▶ **Work to complete**
Repeat the lines below exactly as they appear, but leave out the images.

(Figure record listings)

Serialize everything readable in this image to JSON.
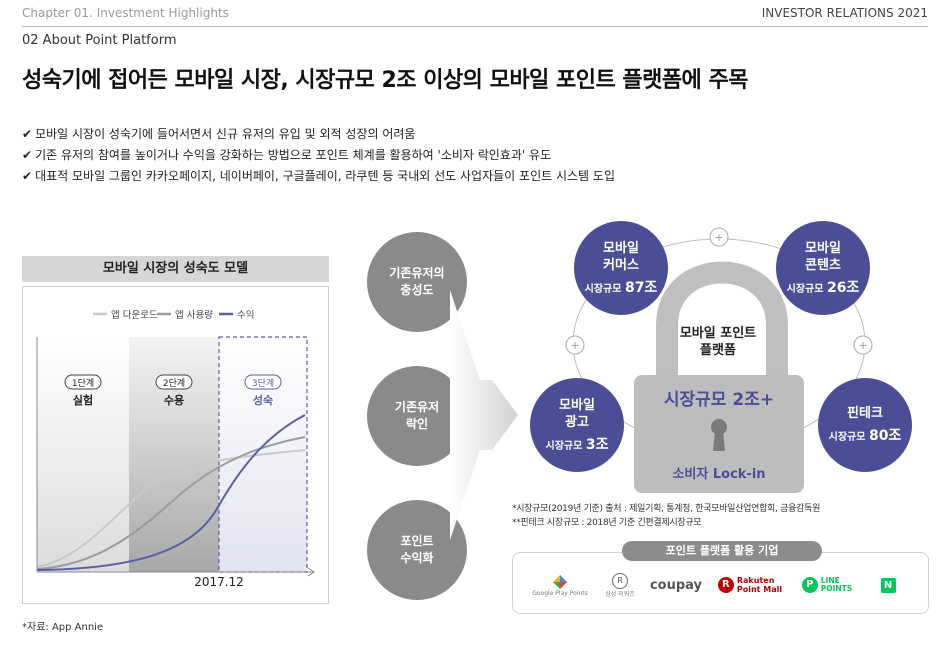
{
  "header": {
    "chapter": "Chapter 01. Investment Highlights",
    "right": "INVESTOR RELATIONS 2021",
    "section": "02   About Point Platform",
    "title": "성숙기에 접어든 모바일 시장, 시장규모 2조 이상의 모바일 포인트 플랫폼에 주목"
  },
  "bullets": [
    "모바일 시장이 성숙기에 들어서면서 신규 유저의 유입 및 외적 성장의 어려움",
    "기존 유저의 참여를 높이거나 수익을 강화하는 방법으로 포인트 체계를 활용하여 '소비자 락인효과' 유도",
    "대표적 모바일 그룹인 카카오페이지, 네이버페이, 구글플레이, 라쿠텐 등 국내외 선도 사업자들이 포인트 시스템 도입"
  ],
  "chart_data": {
    "type": "line",
    "title": "모바일 시장의 성숙도 모델",
    "legend": [
      "앱 다운로드",
      "앱 사용량",
      "수익"
    ],
    "legend_position": "top",
    "stages": [
      {
        "tag": "1단계",
        "name": "실험"
      },
      {
        "tag": "2단계",
        "name": "수용"
      },
      {
        "tag": "3단계",
        "name": "성숙"
      }
    ],
    "x_label": "2017.12",
    "series_colors": [
      "#c8c8c8",
      "#9b9b9b",
      "#5b5fa3"
    ]
  },
  "left_circles": [
    [
      "기존유저의",
      "충성도"
    ],
    [
      "기존유저",
      "락인"
    ],
    [
      "포인트",
      "수익화"
    ]
  ],
  "lock": {
    "top_label": [
      "모바일 포인트",
      "플랫폼"
    ],
    "market": "시장규모 2조+",
    "lockin": "소비자 Lock-in"
  },
  "segments": [
    {
      "name": [
        "모바일",
        "커머스"
      ],
      "size_prefix": "시장규모",
      "size": "87조"
    },
    {
      "name": [
        "모바일",
        "콘텐츠"
      ],
      "size_prefix": "시장규모",
      "size": "26조"
    },
    {
      "name": [
        "모바일",
        "광고"
      ],
      "size_prefix": "시장규모",
      "size": "3조"
    },
    {
      "name": [
        "핀테크"
      ],
      "size_prefix": "시장규모",
      "size": "80조"
    }
  ],
  "notes": [
    "*시장규모(2019년 기준) 출처 : 제일기획, 통계청, 한국모바일산업연합회, 금융감독원",
    "**핀테크 시장규모 : 2018년 기준 긴편결제시장규모"
  ],
  "companies": {
    "title": "포인트 플랫폼 활용 기업",
    "logos": [
      {
        "name": "google-play-points",
        "text": "Google Play Points"
      },
      {
        "name": "samsung-rewards",
        "text": "삼성 리워즈"
      },
      {
        "name": "coupay",
        "text": "coupay"
      },
      {
        "name": "rakuten-point-mall",
        "text": [
          "Rakuten",
          "Point Mall"
        ]
      },
      {
        "name": "line-points",
        "text": [
          "LINE",
          "POINTS"
        ]
      },
      {
        "name": "naver-n",
        "text": "N"
      }
    ]
  },
  "source": "*자료: App Annie"
}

▶ **Answer to this exercise**
Serialize everything readable in this image to JSON.
{
  "header": {
    "chapter": "Chapter 01. Investment Highlights",
    "right": "INVESTOR RELATIONS 2021",
    "section": "02   About Point Platform",
    "title": "성숙기에 접어든 모바일 시장, 시장규모 2조 이상의 모바일 포인트 플랫폼에 주목"
  },
  "bullets": [
    "모바일 시장이 성숙기에 들어서면서 신규 유저의 유입 및 외적 성장의 어려움",
    "기존 유저의 참여를 높이거나 수익을 강화하는 방법으로 포인트 체계를 활용하여 '소비자 락인효과' 유도",
    "대표적 모바일 그룹인 카카오페이지, 네이버페이, 구글플레이, 라쿠텐 등 국내외 선도 사업자들이 포인트 시스템 도입"
  ],
  "chart_data": {
    "type": "line",
    "title": "모바일 시장의 성숙도 모델",
    "legend": [
      "앱 다운로드",
      "앱 사용량",
      "수익"
    ],
    "legend_position": "top",
    "stages": [
      {
        "tag": "1단계",
        "name": "실험"
      },
      {
        "tag": "2단계",
        "name": "수용"
      },
      {
        "tag": "3단계",
        "name": "성숙"
      }
    ],
    "x_label": "2017.12",
    "series_colors": [
      "#c8c8c8",
      "#9b9b9b",
      "#5b5fa3"
    ]
  },
  "left_circles": [
    [
      "기존유저의",
      "충성도"
    ],
    [
      "기존유저",
      "락인"
    ],
    [
      "포인트",
      "수익화"
    ]
  ],
  "lock": {
    "top_label": [
      "모바일 포인트",
      "플랫폼"
    ],
    "market": "시장규모 2조+",
    "lockin": "소비자 Lock-in"
  },
  "segments": [
    {
      "name": [
        "모바일",
        "커머스"
      ],
      "size_prefix": "시장규모",
      "size": "87조"
    },
    {
      "name": [
        "모바일",
        "콘텐츠"
      ],
      "size_prefix": "시장규모",
      "size": "26조"
    },
    {
      "name": [
        "모바일",
        "광고"
      ],
      "size_prefix": "시장규모",
      "size": "3조"
    },
    {
      "name": [
        "핀테크"
      ],
      "size_prefix": "시장규모",
      "size": "80조"
    }
  ],
  "notes": [
    "*시장규모(2019년 기준) 출처 : 제일기획, 통계청, 한국모바일산업연합회, 금융감독원",
    "**핀테크 시장규모 : 2018년 기준 긴편결제시장규모"
  ],
  "companies": {
    "title": "포인트 플랫폼 활용 기업",
    "logos": [
      {
        "name": "google-play-points",
        "text": "Google Play Points"
      },
      {
        "name": "samsung-rewards",
        "text": "삼성 리워즈"
      },
      {
        "name": "coupay",
        "text": "coupay"
      },
      {
        "name": "rakuten-point-mall",
        "text": [
          "Rakuten",
          "Point Mall"
        ]
      },
      {
        "name": "line-points",
        "text": [
          "LINE",
          "POINTS"
        ]
      },
      {
        "name": "naver-n",
        "text": "N"
      }
    ]
  },
  "source": "*자료: App Annie"
}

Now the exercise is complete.